(Records contained in a dataset)
■ ■ ■ ■ ■ ■ ■

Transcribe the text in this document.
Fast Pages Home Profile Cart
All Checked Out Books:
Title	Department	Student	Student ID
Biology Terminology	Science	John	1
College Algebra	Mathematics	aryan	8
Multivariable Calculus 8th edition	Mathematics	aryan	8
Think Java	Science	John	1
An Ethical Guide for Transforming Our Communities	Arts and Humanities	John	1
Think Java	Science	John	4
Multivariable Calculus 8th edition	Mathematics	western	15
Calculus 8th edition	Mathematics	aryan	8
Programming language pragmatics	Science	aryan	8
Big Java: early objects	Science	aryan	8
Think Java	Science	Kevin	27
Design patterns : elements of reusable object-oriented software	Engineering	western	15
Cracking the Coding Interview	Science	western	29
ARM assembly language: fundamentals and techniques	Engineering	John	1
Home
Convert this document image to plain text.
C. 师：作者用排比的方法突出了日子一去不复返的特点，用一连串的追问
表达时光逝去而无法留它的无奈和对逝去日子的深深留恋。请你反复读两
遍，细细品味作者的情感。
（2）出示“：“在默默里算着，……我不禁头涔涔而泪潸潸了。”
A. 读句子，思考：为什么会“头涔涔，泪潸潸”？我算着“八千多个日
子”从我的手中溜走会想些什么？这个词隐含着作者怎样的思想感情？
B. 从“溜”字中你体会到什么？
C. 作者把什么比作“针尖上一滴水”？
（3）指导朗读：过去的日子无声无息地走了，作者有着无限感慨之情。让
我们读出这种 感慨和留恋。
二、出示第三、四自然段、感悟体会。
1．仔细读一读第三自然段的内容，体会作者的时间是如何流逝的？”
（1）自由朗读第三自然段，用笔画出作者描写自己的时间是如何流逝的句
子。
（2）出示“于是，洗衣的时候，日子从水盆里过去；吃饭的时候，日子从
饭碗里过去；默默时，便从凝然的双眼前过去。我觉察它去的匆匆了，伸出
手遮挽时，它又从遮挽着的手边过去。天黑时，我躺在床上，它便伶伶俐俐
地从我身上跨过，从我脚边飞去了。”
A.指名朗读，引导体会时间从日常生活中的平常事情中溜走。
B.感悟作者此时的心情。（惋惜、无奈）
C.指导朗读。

■ ■ ■ ■ ■ ■ ■

Exercise directions:
Show each line holding the word "language".

Written solution:
Programming language pragmatics	Science	aryan	8
ARM assembly language: fundamentals and techniques	Engineering	John	1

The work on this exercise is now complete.